Records:

● ● ● ● ● ● ●

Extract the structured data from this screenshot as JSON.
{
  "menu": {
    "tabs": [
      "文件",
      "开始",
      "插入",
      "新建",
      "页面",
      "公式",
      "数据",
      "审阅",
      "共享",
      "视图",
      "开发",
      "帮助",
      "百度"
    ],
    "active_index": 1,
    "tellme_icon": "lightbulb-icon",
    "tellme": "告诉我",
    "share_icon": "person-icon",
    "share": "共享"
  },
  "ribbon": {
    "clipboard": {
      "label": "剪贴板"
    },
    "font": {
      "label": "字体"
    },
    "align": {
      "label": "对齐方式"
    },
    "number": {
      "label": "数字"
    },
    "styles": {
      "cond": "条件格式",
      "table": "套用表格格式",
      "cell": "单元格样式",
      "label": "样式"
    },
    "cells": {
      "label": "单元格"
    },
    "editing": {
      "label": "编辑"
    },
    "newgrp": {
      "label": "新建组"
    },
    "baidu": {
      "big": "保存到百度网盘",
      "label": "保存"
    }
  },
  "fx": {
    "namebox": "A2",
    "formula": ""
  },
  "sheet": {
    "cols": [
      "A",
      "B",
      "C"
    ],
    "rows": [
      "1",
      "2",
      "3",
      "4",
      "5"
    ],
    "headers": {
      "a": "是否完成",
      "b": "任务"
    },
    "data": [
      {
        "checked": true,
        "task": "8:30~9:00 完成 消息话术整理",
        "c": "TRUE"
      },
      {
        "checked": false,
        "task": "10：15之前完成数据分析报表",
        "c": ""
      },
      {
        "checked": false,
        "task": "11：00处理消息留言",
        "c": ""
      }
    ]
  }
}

● ● ● ● ● ● ●

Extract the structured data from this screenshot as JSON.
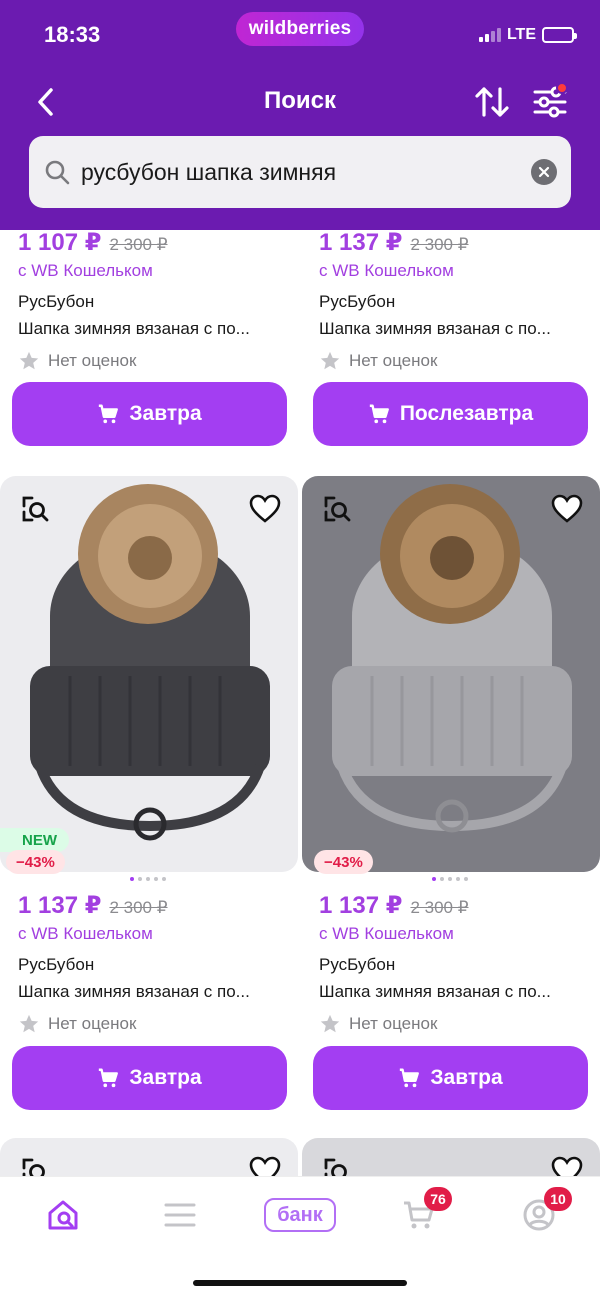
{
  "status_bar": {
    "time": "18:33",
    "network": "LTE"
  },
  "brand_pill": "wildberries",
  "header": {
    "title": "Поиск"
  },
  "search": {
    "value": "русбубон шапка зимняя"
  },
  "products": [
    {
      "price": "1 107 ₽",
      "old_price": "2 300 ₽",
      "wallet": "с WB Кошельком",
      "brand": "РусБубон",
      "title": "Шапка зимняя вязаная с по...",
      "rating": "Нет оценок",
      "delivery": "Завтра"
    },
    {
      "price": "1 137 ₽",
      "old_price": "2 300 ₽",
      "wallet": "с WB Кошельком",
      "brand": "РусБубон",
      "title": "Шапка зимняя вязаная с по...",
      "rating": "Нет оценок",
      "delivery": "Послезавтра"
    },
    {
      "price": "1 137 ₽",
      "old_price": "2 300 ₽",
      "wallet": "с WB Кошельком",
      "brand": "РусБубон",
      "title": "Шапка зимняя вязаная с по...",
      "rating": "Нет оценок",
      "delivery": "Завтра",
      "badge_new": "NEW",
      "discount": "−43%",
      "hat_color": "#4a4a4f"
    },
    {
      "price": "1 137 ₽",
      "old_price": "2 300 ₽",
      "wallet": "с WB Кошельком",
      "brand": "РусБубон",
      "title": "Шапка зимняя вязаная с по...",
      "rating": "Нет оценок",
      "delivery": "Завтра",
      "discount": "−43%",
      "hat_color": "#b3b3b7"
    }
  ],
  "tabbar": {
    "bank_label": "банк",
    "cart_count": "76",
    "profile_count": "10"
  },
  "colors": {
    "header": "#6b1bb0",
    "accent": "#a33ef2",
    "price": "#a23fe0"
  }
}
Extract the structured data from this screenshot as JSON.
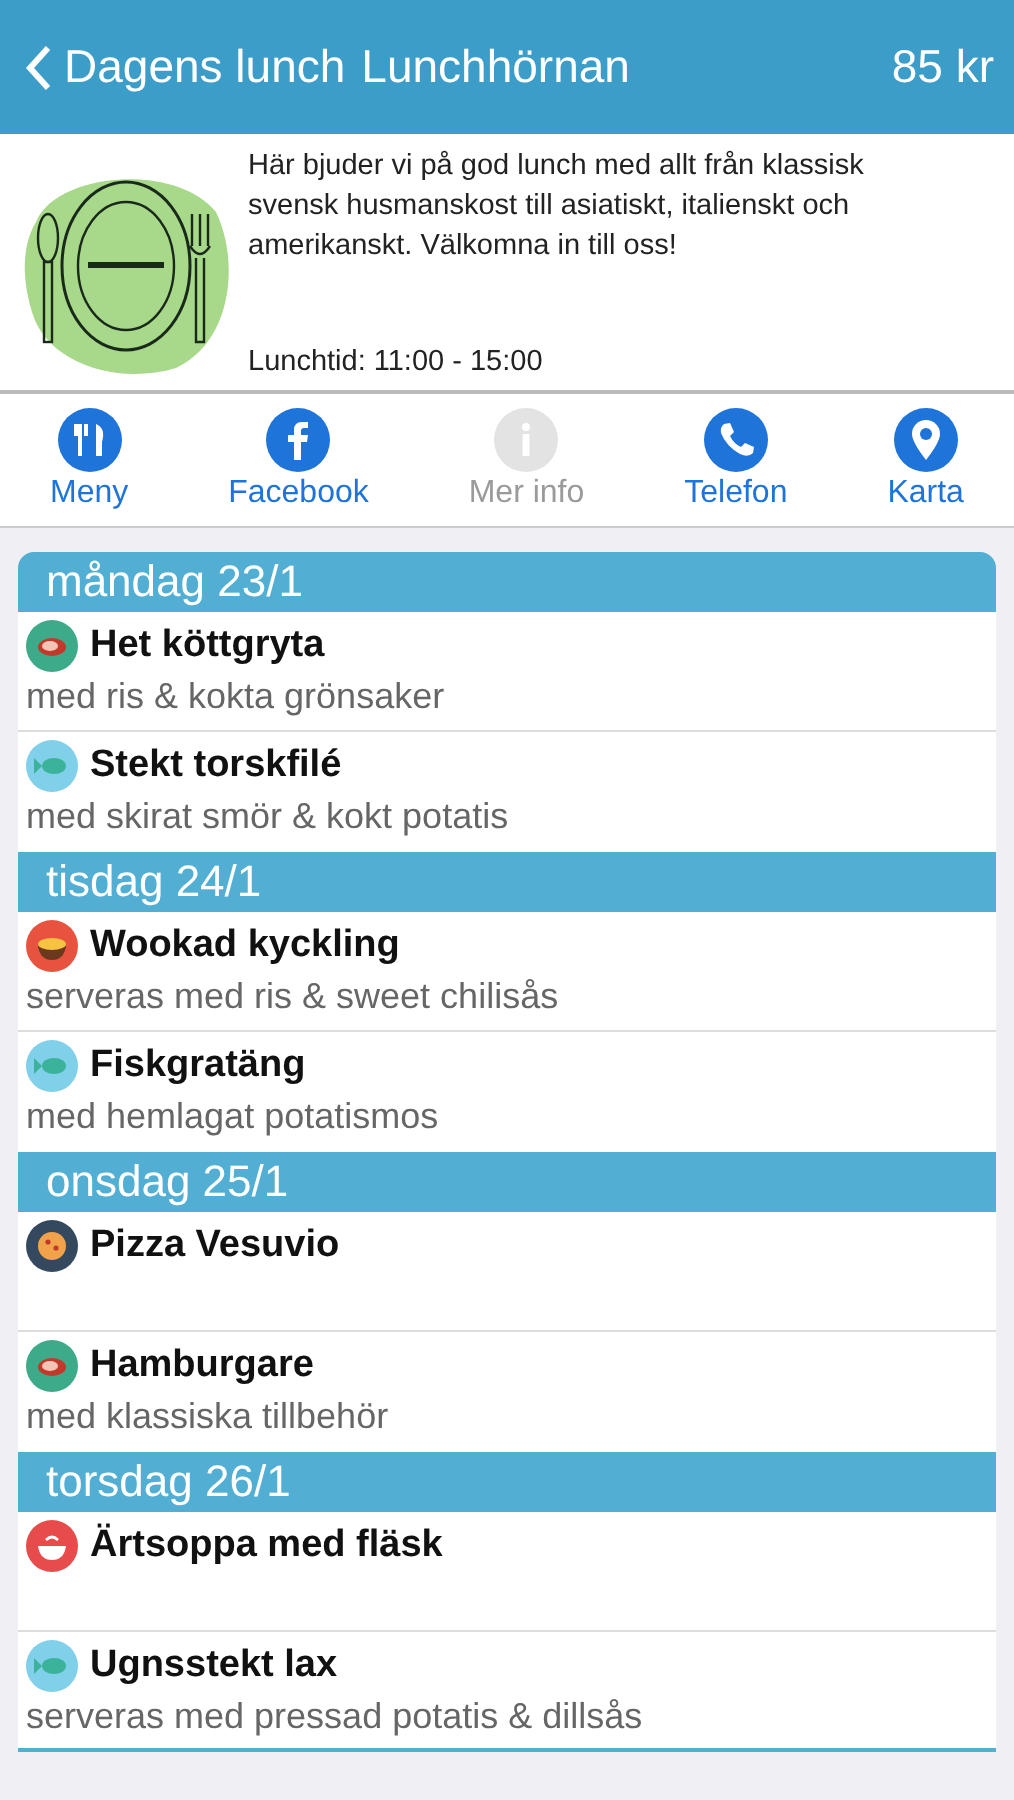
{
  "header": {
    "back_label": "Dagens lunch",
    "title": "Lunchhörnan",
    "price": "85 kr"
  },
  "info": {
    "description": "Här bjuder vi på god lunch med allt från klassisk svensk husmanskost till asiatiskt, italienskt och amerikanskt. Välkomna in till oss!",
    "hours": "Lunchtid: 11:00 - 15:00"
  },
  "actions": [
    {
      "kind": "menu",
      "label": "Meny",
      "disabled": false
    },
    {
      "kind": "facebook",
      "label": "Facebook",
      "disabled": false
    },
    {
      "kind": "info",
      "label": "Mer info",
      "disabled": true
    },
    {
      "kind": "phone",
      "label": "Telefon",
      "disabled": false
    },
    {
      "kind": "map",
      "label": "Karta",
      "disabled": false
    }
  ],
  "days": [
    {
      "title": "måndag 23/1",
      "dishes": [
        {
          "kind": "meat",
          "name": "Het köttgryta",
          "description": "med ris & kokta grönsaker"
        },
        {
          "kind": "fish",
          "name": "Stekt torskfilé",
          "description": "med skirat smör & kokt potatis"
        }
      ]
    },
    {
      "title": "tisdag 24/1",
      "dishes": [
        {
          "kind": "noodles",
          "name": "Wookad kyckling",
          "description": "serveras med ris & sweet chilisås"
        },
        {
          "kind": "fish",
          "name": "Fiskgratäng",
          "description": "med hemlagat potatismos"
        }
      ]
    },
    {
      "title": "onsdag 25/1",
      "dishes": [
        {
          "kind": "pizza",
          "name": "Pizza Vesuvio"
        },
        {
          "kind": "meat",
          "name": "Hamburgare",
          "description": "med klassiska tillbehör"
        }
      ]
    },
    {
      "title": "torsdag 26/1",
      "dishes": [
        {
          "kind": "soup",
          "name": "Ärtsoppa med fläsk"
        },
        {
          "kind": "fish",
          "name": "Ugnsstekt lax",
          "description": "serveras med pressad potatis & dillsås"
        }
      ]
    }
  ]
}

● ● ● ● ● ● ●

Goal of the exercise:
Locate the word "icon" in the entries, and copy every line where it is found.

Problem solution:
    "tellme_icon": "lightbulb-icon",
    "share_icon": "person-icon",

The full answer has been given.